Transcribe all the records with complete accuracy.

- - -

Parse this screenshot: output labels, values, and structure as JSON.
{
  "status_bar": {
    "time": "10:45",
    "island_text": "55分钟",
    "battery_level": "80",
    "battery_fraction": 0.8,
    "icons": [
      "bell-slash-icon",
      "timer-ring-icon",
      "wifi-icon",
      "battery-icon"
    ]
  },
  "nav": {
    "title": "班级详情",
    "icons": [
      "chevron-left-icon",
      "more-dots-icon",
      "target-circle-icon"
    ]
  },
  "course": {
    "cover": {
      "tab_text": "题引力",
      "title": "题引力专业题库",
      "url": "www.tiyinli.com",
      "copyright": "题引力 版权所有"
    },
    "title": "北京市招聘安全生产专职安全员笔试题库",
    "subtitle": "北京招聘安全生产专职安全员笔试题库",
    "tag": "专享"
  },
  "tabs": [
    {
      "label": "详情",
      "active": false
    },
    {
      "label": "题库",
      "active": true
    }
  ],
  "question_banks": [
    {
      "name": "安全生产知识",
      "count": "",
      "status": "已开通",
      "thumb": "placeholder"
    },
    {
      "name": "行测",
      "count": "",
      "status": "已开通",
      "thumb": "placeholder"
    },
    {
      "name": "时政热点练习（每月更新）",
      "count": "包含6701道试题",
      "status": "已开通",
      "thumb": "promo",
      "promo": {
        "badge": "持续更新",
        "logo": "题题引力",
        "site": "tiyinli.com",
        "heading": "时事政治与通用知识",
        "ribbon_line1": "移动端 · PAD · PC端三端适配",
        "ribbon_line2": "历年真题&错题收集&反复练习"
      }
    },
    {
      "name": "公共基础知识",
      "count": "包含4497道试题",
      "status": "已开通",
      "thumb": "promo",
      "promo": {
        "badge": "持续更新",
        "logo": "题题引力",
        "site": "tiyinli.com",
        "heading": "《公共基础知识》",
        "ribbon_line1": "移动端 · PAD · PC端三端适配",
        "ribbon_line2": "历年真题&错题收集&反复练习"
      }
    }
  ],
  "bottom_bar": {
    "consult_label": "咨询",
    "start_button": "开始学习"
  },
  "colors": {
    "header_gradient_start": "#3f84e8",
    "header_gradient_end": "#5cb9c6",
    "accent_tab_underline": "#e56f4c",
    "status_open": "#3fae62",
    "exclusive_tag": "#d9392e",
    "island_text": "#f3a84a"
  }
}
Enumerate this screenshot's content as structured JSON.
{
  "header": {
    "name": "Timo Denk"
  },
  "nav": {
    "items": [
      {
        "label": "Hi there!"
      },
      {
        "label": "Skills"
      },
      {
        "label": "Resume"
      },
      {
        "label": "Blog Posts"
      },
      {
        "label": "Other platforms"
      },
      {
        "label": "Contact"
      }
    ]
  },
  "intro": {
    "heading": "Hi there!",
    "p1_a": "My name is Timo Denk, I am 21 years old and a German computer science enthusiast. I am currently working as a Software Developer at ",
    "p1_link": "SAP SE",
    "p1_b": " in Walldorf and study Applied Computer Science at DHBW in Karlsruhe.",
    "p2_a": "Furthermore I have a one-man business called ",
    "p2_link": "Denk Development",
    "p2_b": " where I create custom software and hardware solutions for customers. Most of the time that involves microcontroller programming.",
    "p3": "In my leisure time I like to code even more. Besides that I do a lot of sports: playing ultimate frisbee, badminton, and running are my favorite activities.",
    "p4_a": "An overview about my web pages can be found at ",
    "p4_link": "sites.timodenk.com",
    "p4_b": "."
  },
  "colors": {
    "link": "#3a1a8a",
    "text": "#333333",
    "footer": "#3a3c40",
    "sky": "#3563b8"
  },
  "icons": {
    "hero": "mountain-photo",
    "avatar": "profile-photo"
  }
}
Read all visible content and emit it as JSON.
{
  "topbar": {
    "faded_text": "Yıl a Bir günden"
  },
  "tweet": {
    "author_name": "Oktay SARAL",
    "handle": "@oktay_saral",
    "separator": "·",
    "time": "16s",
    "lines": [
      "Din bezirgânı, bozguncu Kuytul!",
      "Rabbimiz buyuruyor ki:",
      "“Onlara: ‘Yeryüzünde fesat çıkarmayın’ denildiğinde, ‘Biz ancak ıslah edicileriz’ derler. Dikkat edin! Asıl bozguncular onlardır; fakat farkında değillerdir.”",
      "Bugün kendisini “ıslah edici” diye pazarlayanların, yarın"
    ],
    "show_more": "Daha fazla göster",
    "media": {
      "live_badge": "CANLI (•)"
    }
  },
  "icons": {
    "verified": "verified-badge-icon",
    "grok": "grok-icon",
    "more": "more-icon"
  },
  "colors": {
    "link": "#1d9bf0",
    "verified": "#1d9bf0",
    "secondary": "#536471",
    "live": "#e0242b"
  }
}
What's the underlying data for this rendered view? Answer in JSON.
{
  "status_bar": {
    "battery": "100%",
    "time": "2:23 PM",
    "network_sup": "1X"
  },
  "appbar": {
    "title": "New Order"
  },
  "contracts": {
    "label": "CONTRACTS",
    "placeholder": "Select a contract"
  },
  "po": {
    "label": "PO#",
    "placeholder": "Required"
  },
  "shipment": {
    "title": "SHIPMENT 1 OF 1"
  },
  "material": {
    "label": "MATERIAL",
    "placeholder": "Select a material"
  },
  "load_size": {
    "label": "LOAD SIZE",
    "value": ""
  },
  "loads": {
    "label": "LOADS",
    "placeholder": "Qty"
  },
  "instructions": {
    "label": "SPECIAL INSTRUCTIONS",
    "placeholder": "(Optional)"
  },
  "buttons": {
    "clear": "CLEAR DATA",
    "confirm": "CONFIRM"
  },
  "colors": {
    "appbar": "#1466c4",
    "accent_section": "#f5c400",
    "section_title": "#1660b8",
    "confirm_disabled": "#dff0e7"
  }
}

- - -

- **Exercise output**
Parse this screenshot: output labels, values, and structure as JSON.
{
  "status_bar": {
    "time": "10:45",
    "island_text": "55分钟",
    "battery_level": "80",
    "battery_fraction": 0.8,
    "icons": [
      "bell-slash-icon",
      "timer-ring-icon",
      "wifi-icon",
      "battery-icon"
    ]
  },
  "nav": {
    "title": "班级详情",
    "icons": [
      "chevron-left-icon",
      "more-dots-icon",
      "target-circle-icon"
    ]
  },
  "course": {
    "cover": {
      "tab_text": "题引力",
      "title": "题引力专业题库",
      "url": "www.tiyinli.com",
      "copyright": "题引力 版权所有"
    },
    "title": "北京市招聘安全生产专职安全员笔试题库",
    "subtitle": "北京招聘安全生产专职安全员笔试题库",
    "tag": "专享"
  },
  "tabs": [
    {
      "label": "详情",
      "active": false
    },
    {
      "label": "题库",
      "active": true
    }
  ],
  "question_banks": [
    {
      "name": "安全生产知识",
      "count": "",
      "status": "已开通",
      "thumb": "placeholder"
    },
    {
      "name": "行测",
      "count": "",
      "status": "已开通",
      "thumb": "placeholder"
    },
    {
      "name": "时政热点练习（每月更新）",
      "count": "包含6701道试题",
      "status": "已开通",
      "thumb": "promo",
      "promo": {
        "badge": "持续更新",
        "logo": "题题引力",
        "site": "tiyinli.com",
        "heading": "时事政治与通用知识",
        "ribbon_line1": "移动端 · PAD · PC端三端适配",
        "ribbon_line2": "历年真题&错题收集&反复练习"
      }
    },
    {
      "name": "公共基础知识",
      "count": "包含4497道试题",
      "status": "已开通",
      "thumb": "promo",
      "promo": {
        "badge": "持续更新",
        "logo": "题题引力",
        "site": "tiyinli.com",
        "heading": "《公共基础知识》",
        "ribbon_line1": "移动端 · PAD · PC端三端适配",
        "ribbon_line2": "历年真题&错题收集&反复练习"
      }
    }
  ],
  "bottom_bar": {
    "consult_label": "咨询",
    "start_button": "开始学习"
  },
  "colors": {
    "header_gradient_start": "#3f84e8",
    "header_gradient_end": "#5cb9c6",
    "accent_tab_underline": "#e56f4c",
    "status_open": "#3fae62",
    "exclusive_tag": "#d9392e",
    "island_text": "#f3a84a"
  }
}
Enumerate this screenshot's content as structured JSON.
{
  "header": {
    "name": "Timo Denk"
  },
  "nav": {
    "items": [
      {
        "label": "Hi there!"
      },
      {
        "label": "Skills"
      },
      {
        "label": "Resume"
      },
      {
        "label": "Blog Posts"
      },
      {
        "label": "Other platforms"
      },
      {
        "label": "Contact"
      }
    ]
  },
  "intro": {
    "heading": "Hi there!",
    "p1_a": "My name is Timo Denk, I am 21 years old and a German computer science enthusiast. I am currently working as a Software Developer at ",
    "p1_link": "SAP SE",
    "p1_b": " in Walldorf and study Applied Computer Science at DHBW in Karlsruhe.",
    "p2_a": "Furthermore I have a one-man business called ",
    "p2_link": "Denk Development",
    "p2_b": " where I create custom software and hardware solutions for customers. Most of the time that involves microcontroller programming.",
    "p3": "In my leisure time I like to code even more. Besides that I do a lot of sports: playing ultimate frisbee, badminton, and running are my favorite activities.",
    "p4_a": "An overview about my web pages can be found at ",
    "p4_link": "sites.timodenk.com",
    "p4_b": "."
  },
  "colors": {
    "link": "#3a1a8a",
    "text": "#333333",
    "footer": "#3a3c40",
    "sky": "#3563b8"
  },
  "icons": {
    "hero": "mountain-photo",
    "avatar": "profile-photo"
  }
}
Read all visible content and emit it as JSON.
{
  "topbar": {
    "faded_text": "Yıl a Bir günden"
  },
  "tweet": {
    "author_name": "Oktay SARAL",
    "handle": "@oktay_saral",
    "separator": "·",
    "time": "16s",
    "lines": [
      "Din bezirgânı, bozguncu Kuytul!",
      "Rabbimiz buyuruyor ki:",
      "“Onlara: ‘Yeryüzünde fesat çıkarmayın’ denildiğinde, ‘Biz ancak ıslah edicileriz’ derler. Dikkat edin! Asıl bozguncular onlardır; fakat farkında değillerdir.”",
      "Bugün kendisini “ıslah edici” diye pazarlayanların, yarın"
    ],
    "show_more": "Daha fazla göster",
    "media": {
      "live_badge": "CANLI (•)"
    }
  },
  "icons": {
    "verified": "verified-badge-icon",
    "grok": "grok-icon",
    "more": "more-icon"
  },
  "colors": {
    "link": "#1d9bf0",
    "verified": "#1d9bf0",
    "secondary": "#536471",
    "live": "#e0242b"
  }
}
What's the underlying data for this rendered view? Answer in JSON.
{
  "status_bar": {
    "battery": "100%",
    "time": "2:23 PM",
    "network_sup": "1X"
  },
  "appbar": {
    "title": "New Order"
  },
  "contracts": {
    "label": "CONTRACTS",
    "placeholder": "Select a contract"
  },
  "po": {
    "label": "PO#",
    "placeholder": "Required"
  },
  "shipment": {
    "title": "SHIPMENT 1 OF 1"
  },
  "material": {
    "label": "MATERIAL",
    "placeholder": "Select a material"
  },
  "load_size": {
    "label": "LOAD SIZE",
    "value": ""
  },
  "loads": {
    "label": "LOADS",
    "placeholder": "Qty"
  },
  "instructions": {
    "label": "SPECIAL INSTRUCTIONS",
    "placeholder": "(Optional)"
  },
  "buttons": {
    "clear": "CLEAR DATA",
    "confirm": "CONFIRM"
  },
  "colors": {
    "appbar": "#1466c4",
    "accent_section": "#f5c400",
    "section_title": "#1660b8",
    "confirm_disabled": "#dff0e7"
  }
}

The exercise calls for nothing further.